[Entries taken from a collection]

+--

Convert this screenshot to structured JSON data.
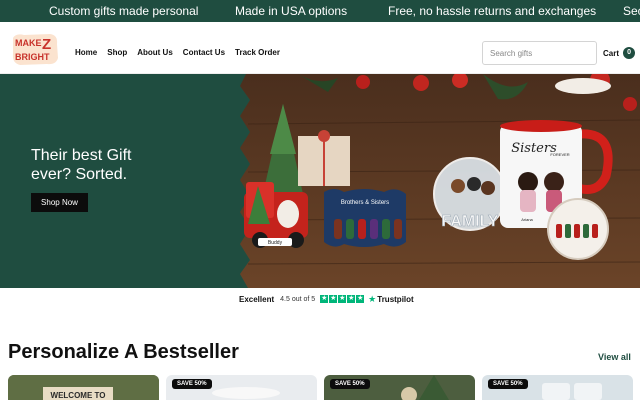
{
  "announcement": {
    "messages": [
      "Custom gifts made personal",
      "Made in USA options",
      "Free, no hassle returns and exchanges",
      "Sec"
    ]
  },
  "header": {
    "logo_text_top": "MAKE",
    "logo_letter": "Z",
    "logo_text_bottom": "BRIGHT",
    "nav": [
      "Home",
      "Shop",
      "About Us",
      "Contact Us",
      "Track Order"
    ],
    "search_placeholder": "Search gifts",
    "cart_label": "Cart",
    "cart_count": "0"
  },
  "hero": {
    "title_line1": "Their best Gift",
    "title_line2": "ever? Sorted.",
    "cta_label": "Shop Now",
    "image_text": {
      "mug": "Sisters",
      "mug_sub": "FOREVER",
      "mug_names": [
        "Ariana",
        "Tamsy"
      ],
      "ornament": "Brothers & Sisters",
      "truck_name": "Buddy",
      "family": "FAMILY"
    }
  },
  "trust": {
    "label": "Excellent",
    "rating": "4.5 out of 5",
    "stars": 4.5,
    "brand": "Trustpilot"
  },
  "bestseller": {
    "title": "Personalize A Bestseller",
    "view_all": "View all",
    "cards": [
      {
        "badge": "",
        "image_text": "WELCOME TO"
      },
      {
        "badge": "SAVE 50%"
      },
      {
        "badge": "SAVE 50%"
      },
      {
        "badge": "SAVE 50%"
      }
    ]
  },
  "colors": {
    "brand_green": "#1f4d40",
    "trust_green": "#00b67a",
    "button_black": "#0c0c0c"
  }
}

+--

> _Task objective_: Except for the pictures, reproduce every line exactly.

> _Response below_:
Convert this screenshot to structured JSON data.
{
  "announcement": {
    "messages": [
      "Custom gifts made personal",
      "Made in USA options",
      "Free, no hassle returns and exchanges",
      "Sec"
    ]
  },
  "header": {
    "logo_text_top": "MAKE",
    "logo_letter": "Z",
    "logo_text_bottom": "BRIGHT",
    "nav": [
      "Home",
      "Shop",
      "About Us",
      "Contact Us",
      "Track Order"
    ],
    "search_placeholder": "Search gifts",
    "cart_label": "Cart",
    "cart_count": "0"
  },
  "hero": {
    "title_line1": "Their best Gift",
    "title_line2": "ever? Sorted.",
    "cta_label": "Shop Now",
    "image_text": {
      "mug": "Sisters",
      "mug_sub": "FOREVER",
      "mug_names": [
        "Ariana",
        "Tamsy"
      ],
      "ornament": "Brothers & Sisters",
      "truck_name": "Buddy",
      "family": "FAMILY"
    }
  },
  "trust": {
    "label": "Excellent",
    "rating": "4.5 out of 5",
    "stars": 4.5,
    "brand": "Trustpilot"
  },
  "bestseller": {
    "title": "Personalize A Bestseller",
    "view_all": "View all",
    "cards": [
      {
        "badge": "",
        "image_text": "WELCOME TO"
      },
      {
        "badge": "SAVE 50%"
      },
      {
        "badge": "SAVE 50%"
      },
      {
        "badge": "SAVE 50%"
      }
    ]
  },
  "colors": {
    "brand_green": "#1f4d40",
    "trust_green": "#00b67a",
    "button_black": "#0c0c0c"
  }
}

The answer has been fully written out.